TASK DIRECTIONS:
Extract each line of the records below that contains the word "Number".

Dataset entries:
** Start **

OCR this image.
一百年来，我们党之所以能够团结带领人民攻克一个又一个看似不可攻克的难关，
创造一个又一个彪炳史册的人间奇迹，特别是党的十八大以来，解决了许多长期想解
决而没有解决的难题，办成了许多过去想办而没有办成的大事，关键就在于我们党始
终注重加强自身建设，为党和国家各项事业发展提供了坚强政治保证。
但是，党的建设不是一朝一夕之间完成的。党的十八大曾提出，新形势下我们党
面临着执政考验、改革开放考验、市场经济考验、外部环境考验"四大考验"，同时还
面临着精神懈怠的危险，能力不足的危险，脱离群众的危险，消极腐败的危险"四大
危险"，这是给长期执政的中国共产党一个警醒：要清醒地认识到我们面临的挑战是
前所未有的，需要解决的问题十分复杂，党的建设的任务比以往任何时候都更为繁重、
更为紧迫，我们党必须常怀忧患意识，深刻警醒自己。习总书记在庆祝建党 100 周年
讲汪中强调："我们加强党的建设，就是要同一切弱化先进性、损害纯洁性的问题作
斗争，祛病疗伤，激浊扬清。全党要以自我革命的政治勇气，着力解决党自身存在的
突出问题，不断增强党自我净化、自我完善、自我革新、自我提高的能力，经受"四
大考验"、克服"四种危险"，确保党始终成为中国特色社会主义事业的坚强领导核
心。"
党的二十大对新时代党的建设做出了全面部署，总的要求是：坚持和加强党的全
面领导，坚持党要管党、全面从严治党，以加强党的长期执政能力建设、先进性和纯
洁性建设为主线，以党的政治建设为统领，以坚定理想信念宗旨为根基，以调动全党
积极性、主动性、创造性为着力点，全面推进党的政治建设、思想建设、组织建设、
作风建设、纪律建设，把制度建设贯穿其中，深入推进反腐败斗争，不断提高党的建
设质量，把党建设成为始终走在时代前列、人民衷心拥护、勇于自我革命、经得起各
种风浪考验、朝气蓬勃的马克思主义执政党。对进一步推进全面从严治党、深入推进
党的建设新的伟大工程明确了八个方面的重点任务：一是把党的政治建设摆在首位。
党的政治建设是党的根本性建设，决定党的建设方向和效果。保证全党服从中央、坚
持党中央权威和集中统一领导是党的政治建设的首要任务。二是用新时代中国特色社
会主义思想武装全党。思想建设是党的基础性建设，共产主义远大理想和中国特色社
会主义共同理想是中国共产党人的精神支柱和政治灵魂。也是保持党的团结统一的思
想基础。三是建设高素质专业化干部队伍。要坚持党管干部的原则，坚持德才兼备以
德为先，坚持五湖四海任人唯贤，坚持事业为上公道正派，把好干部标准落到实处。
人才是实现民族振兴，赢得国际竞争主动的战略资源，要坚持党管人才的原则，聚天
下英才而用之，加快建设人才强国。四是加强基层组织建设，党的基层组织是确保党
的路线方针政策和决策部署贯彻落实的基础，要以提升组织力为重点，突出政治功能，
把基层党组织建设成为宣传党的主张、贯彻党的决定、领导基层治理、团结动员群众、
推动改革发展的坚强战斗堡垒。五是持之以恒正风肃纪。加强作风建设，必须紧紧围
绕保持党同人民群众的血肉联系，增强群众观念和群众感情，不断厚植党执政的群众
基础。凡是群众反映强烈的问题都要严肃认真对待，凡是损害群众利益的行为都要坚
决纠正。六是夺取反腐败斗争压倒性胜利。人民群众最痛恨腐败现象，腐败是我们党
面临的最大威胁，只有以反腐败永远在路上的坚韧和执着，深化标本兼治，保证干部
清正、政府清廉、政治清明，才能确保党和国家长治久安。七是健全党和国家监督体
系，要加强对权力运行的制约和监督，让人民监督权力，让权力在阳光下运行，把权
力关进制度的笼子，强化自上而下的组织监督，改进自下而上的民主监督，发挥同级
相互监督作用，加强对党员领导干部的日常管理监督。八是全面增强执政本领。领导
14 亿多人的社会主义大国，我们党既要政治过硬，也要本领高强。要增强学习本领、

** End **
** Start **

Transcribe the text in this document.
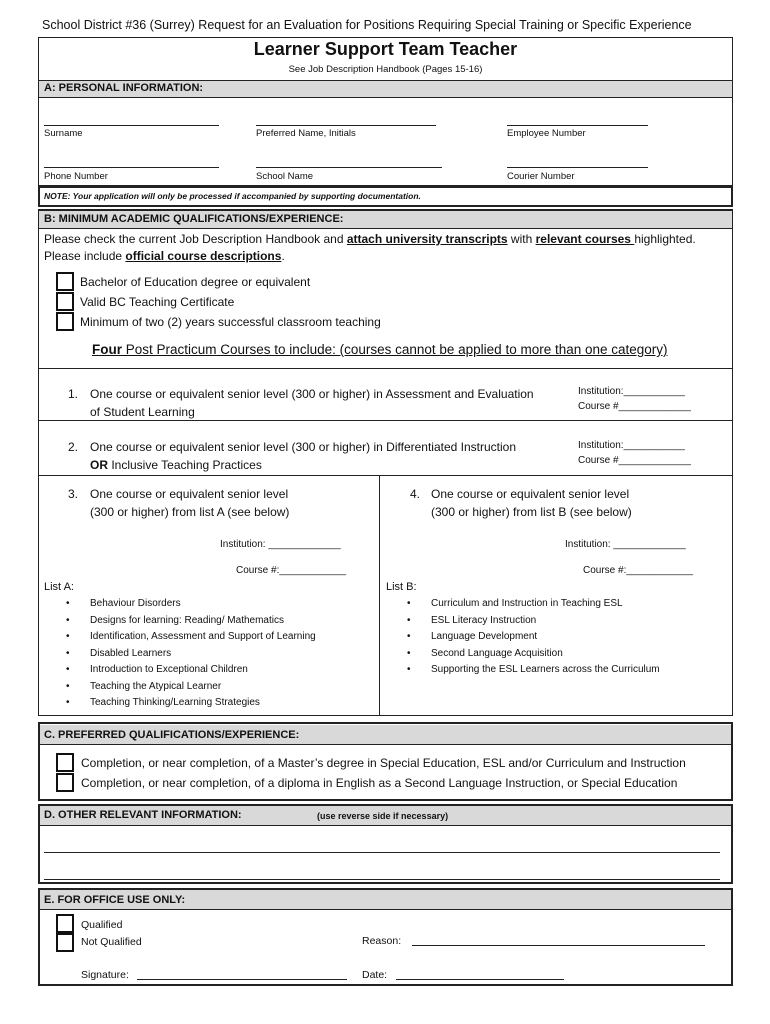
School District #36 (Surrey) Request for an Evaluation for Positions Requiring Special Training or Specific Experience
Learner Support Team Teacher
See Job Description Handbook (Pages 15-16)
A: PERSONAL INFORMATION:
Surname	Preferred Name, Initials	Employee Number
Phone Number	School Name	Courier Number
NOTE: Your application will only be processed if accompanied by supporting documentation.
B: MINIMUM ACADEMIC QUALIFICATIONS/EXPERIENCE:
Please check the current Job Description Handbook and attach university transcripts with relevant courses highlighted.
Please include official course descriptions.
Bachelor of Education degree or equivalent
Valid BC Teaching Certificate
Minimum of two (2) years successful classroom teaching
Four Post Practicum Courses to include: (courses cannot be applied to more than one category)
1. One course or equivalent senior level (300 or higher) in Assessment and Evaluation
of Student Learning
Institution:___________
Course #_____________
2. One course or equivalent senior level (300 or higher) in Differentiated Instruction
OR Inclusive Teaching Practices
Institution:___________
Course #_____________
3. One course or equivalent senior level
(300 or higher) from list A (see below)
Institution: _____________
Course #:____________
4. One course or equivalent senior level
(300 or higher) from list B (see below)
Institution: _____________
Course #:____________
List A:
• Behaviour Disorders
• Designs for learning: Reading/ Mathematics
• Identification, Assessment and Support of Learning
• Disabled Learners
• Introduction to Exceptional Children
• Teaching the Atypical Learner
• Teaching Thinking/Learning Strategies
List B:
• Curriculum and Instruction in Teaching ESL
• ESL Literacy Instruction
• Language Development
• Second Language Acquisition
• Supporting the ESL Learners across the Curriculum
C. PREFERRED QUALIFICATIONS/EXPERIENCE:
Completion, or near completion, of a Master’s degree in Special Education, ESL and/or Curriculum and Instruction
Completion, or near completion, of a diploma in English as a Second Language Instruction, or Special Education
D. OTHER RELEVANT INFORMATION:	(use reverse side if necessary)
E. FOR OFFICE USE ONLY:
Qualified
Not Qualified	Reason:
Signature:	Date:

** End **

THE SOLUTION:
Surname	Preferred Name, Initials	Employee Number
Phone Number	School Name	Courier Number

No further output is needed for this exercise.